* Listed entries:
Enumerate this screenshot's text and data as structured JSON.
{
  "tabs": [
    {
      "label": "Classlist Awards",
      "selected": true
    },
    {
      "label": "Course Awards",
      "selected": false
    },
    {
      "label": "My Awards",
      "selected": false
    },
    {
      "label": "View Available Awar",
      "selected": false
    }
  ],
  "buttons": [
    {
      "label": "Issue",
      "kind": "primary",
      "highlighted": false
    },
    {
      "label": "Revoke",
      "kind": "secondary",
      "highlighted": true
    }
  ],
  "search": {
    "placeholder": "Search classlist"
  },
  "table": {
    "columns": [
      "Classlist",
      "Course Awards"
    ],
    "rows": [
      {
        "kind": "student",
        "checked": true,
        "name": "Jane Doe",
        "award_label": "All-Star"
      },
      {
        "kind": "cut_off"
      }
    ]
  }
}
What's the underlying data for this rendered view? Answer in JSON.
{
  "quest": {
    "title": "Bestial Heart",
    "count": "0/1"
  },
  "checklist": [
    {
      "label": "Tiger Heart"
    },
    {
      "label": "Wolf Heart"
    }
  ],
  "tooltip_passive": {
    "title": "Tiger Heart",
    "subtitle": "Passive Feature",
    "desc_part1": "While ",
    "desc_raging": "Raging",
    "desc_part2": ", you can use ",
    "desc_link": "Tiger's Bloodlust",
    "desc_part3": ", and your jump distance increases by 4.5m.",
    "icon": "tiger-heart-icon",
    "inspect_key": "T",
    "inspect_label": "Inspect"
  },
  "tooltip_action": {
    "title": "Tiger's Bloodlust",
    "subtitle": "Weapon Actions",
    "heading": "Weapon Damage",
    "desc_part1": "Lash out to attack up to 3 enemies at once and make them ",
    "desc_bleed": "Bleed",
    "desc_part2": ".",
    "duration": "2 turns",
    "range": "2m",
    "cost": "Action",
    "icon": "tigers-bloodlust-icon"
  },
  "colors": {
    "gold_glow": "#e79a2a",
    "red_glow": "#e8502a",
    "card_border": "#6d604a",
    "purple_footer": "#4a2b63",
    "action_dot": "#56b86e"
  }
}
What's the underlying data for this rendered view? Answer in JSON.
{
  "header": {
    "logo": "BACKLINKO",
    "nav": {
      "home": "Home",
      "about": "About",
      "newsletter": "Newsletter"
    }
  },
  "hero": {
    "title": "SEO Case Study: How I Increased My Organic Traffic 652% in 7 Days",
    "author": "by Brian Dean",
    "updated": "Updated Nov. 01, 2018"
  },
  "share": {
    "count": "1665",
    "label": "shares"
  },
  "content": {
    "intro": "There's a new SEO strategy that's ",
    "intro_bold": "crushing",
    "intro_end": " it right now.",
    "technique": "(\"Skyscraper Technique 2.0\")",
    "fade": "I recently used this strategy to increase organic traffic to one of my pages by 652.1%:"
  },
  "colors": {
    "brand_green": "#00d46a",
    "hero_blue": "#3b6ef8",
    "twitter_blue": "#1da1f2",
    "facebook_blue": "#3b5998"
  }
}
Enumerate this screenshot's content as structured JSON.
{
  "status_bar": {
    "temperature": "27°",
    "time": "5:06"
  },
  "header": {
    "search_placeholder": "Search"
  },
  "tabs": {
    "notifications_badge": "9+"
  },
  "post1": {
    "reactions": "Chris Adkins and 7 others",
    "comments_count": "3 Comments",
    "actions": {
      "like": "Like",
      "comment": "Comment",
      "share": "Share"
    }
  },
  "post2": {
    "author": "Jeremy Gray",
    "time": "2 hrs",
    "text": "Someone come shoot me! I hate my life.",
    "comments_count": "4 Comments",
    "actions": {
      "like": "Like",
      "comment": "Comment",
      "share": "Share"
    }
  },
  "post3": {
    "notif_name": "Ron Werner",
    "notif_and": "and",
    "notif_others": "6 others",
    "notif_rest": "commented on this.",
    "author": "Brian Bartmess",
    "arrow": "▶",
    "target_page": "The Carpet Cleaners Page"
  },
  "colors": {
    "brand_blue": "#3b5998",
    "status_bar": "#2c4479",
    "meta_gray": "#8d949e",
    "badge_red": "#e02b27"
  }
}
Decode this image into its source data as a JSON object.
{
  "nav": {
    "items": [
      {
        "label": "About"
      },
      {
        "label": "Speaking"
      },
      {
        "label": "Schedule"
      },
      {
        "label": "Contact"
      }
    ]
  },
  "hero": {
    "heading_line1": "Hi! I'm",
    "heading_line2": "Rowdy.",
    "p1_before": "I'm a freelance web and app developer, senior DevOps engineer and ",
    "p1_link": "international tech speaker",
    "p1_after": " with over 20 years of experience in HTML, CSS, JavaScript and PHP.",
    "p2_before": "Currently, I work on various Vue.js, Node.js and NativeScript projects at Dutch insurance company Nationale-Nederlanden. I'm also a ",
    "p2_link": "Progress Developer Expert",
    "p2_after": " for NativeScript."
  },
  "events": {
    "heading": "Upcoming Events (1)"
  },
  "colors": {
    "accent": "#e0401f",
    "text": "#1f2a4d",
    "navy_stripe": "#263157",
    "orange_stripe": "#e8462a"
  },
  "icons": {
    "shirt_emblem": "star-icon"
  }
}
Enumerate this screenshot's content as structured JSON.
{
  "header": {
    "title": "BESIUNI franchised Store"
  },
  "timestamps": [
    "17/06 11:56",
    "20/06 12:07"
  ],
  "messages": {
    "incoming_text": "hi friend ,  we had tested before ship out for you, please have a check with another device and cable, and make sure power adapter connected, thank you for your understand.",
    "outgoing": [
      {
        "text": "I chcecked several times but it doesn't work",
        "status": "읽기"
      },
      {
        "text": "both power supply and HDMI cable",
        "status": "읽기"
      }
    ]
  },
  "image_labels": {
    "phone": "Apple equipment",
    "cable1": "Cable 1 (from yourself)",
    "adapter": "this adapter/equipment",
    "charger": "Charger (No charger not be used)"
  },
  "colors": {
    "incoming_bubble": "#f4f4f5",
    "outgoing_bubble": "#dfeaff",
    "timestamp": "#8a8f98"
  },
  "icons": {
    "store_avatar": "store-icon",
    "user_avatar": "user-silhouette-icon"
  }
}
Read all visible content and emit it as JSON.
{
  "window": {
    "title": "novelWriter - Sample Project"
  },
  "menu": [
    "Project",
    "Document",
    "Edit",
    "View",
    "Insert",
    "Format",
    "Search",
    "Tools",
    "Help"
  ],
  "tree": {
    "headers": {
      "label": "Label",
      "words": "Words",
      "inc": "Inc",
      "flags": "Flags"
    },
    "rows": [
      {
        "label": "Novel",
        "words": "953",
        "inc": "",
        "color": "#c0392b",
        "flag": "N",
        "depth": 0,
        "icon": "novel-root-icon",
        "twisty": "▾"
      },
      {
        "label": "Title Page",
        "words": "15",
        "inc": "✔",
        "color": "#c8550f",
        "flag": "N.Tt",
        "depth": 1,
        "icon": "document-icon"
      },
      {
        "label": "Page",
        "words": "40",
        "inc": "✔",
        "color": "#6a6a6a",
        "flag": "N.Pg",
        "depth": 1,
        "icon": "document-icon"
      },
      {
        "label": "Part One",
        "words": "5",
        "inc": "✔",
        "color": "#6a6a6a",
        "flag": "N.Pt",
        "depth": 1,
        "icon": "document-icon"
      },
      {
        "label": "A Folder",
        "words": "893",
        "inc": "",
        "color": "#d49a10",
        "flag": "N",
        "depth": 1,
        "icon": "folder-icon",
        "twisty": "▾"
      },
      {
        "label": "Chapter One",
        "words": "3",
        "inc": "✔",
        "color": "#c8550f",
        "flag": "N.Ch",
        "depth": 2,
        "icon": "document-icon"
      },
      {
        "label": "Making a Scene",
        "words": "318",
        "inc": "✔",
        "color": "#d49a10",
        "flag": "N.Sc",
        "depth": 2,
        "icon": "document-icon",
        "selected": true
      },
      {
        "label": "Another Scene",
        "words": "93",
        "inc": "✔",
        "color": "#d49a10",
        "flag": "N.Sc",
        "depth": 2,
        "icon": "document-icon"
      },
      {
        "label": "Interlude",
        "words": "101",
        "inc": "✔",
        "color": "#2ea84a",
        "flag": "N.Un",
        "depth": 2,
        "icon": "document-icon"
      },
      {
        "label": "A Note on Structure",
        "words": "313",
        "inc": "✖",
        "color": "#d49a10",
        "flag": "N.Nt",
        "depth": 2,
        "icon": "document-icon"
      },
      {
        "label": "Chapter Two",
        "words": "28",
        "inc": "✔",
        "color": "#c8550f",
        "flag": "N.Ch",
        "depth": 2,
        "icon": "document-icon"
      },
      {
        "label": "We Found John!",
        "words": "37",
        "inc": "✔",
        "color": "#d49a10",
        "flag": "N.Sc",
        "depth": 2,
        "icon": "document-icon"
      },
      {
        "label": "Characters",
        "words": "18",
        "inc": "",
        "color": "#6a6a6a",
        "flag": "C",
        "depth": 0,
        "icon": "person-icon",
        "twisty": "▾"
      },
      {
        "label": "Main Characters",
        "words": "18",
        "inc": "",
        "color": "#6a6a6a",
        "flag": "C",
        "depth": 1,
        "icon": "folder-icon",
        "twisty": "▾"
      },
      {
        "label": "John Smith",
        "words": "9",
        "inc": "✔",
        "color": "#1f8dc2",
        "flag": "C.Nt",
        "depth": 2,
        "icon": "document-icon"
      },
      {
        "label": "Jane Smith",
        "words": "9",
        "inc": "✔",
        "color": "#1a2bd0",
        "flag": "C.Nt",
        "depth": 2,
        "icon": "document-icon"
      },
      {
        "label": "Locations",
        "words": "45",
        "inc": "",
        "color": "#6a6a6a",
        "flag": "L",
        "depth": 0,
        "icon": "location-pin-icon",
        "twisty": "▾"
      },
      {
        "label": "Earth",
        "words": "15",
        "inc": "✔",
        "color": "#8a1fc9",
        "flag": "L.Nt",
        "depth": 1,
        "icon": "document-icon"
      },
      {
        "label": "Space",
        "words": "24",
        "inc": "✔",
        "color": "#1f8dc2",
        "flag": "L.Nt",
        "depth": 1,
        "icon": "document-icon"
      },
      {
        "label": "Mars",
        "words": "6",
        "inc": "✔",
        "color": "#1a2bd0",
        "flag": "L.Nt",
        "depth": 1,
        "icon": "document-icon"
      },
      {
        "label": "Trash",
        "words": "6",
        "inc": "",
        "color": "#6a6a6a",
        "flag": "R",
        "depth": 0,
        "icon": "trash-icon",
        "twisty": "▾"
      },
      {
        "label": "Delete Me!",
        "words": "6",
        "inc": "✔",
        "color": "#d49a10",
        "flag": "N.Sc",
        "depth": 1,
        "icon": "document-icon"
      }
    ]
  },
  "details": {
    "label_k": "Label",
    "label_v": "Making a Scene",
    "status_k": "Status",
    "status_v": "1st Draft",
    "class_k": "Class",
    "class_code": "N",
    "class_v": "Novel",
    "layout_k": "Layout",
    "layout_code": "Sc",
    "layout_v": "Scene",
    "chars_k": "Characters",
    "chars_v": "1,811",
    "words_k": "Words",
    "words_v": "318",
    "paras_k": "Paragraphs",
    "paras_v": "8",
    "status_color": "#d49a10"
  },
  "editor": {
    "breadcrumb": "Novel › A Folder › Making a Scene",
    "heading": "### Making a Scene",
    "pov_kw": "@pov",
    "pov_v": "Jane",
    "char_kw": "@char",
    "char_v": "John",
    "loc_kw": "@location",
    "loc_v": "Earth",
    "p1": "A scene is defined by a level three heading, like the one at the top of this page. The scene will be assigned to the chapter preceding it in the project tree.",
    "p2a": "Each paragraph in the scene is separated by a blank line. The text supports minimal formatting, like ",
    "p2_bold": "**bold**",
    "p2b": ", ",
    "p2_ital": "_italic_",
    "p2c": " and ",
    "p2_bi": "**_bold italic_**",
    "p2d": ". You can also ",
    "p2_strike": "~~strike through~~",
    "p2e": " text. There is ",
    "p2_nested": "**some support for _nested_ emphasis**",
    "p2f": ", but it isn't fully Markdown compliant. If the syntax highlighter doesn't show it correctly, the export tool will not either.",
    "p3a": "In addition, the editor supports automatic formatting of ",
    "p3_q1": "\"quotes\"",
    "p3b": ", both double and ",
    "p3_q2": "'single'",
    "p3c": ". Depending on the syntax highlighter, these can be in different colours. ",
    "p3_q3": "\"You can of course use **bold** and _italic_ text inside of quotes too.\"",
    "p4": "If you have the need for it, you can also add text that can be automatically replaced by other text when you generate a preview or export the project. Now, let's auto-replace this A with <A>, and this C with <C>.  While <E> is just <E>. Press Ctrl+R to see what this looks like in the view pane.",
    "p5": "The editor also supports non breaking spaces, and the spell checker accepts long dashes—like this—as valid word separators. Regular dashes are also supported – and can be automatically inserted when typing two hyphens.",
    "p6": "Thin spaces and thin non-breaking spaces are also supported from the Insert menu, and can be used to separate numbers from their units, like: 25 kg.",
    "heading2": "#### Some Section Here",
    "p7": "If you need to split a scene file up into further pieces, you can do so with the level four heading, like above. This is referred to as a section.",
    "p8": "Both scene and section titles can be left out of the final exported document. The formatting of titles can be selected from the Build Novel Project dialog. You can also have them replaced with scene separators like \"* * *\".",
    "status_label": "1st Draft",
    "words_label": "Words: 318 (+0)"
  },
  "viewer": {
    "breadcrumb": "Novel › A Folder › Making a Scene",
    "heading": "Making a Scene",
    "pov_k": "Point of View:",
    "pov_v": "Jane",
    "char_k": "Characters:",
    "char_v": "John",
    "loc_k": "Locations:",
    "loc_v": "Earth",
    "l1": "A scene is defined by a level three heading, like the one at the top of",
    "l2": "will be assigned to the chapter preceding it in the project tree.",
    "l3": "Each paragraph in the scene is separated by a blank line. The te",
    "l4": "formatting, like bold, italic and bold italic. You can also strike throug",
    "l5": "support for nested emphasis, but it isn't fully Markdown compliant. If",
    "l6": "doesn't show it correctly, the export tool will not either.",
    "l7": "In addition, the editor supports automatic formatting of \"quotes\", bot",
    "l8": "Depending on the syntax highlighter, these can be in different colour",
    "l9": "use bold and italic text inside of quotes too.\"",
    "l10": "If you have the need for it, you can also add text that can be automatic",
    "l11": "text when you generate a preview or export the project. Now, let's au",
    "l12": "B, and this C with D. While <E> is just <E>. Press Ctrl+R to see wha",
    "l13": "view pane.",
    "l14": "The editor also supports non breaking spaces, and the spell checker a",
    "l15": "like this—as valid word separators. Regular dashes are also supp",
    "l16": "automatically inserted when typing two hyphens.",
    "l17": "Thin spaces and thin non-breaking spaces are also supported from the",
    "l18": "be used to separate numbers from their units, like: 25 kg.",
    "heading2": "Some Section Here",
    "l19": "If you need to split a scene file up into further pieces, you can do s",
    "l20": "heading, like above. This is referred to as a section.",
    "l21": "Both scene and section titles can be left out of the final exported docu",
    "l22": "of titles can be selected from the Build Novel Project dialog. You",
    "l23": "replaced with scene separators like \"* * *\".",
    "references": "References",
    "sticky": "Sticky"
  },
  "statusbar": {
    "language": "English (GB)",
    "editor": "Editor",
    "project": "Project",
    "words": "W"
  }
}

* The request:
From the data above, show each line that contains "equipment".

* Answer below:
    "phone": "Apple equipment",
    "adapter": "this adapter/equipment",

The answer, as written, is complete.